⟨

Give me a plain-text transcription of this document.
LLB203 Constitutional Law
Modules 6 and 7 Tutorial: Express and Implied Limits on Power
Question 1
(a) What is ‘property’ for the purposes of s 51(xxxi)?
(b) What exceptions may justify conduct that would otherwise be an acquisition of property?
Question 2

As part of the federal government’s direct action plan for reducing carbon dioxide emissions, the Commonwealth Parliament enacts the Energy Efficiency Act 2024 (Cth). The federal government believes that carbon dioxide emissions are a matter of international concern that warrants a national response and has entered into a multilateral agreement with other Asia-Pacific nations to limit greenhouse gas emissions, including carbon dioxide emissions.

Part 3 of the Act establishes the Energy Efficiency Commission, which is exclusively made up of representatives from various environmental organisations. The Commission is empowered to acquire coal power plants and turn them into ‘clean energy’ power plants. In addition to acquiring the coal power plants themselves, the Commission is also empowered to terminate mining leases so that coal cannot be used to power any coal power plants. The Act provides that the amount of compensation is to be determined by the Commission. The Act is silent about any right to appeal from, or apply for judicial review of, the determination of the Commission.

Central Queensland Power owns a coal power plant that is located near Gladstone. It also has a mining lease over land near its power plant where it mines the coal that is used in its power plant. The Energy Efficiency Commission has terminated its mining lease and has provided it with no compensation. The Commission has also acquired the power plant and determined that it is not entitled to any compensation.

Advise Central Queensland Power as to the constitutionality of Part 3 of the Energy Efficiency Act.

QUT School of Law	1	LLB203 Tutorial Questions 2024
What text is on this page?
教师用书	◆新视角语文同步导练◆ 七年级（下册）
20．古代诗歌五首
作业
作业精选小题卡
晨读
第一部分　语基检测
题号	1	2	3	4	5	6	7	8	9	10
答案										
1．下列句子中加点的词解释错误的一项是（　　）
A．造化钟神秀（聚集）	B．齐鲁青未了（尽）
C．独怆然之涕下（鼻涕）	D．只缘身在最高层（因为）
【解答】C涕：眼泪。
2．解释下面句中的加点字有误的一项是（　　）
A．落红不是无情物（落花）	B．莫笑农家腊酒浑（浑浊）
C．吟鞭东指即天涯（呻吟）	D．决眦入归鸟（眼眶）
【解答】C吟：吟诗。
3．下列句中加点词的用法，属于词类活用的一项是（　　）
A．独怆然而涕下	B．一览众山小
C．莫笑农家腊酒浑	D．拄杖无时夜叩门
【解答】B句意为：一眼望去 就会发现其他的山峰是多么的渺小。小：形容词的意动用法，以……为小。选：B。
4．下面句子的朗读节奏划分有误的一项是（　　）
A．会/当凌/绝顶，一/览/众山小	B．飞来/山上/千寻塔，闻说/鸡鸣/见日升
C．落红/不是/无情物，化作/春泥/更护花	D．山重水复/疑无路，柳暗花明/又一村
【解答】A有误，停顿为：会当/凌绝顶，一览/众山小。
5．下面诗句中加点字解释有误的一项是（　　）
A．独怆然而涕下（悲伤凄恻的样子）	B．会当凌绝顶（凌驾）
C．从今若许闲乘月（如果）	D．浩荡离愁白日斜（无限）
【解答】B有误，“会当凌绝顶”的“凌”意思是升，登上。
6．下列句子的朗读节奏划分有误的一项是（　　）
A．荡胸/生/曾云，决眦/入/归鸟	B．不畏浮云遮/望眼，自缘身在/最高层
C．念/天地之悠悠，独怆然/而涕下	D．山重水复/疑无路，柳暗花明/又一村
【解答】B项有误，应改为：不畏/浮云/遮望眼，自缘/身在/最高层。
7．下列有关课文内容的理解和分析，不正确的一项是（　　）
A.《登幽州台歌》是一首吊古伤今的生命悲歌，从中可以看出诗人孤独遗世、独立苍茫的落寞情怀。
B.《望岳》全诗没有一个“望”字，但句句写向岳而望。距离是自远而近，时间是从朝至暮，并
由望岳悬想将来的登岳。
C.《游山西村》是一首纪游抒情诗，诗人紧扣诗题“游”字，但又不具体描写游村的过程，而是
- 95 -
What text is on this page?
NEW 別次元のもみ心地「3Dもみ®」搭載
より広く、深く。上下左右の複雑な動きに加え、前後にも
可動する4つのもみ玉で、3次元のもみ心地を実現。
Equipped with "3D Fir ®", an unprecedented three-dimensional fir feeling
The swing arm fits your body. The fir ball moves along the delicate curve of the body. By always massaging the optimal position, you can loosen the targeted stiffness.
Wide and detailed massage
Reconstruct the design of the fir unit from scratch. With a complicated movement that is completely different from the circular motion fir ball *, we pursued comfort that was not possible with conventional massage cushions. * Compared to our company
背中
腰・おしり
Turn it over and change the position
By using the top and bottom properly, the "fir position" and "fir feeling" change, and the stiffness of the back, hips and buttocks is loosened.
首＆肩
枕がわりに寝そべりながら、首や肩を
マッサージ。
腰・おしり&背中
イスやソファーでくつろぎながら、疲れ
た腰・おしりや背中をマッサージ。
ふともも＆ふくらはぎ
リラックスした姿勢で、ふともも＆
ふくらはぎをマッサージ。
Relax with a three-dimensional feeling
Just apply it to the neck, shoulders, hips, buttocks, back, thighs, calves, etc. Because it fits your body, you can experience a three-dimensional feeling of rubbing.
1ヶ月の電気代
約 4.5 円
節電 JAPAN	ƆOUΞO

⟩

EXERCISE REQUIREMENTS — Filter the data for the string "Tutorial" and copy every line that has it.

SOLUTION —
Modules 6 and 7 Tutorial: Express and Implied Limits on Power
QUT School of Law	1	LLB203 Tutorial Questions 2024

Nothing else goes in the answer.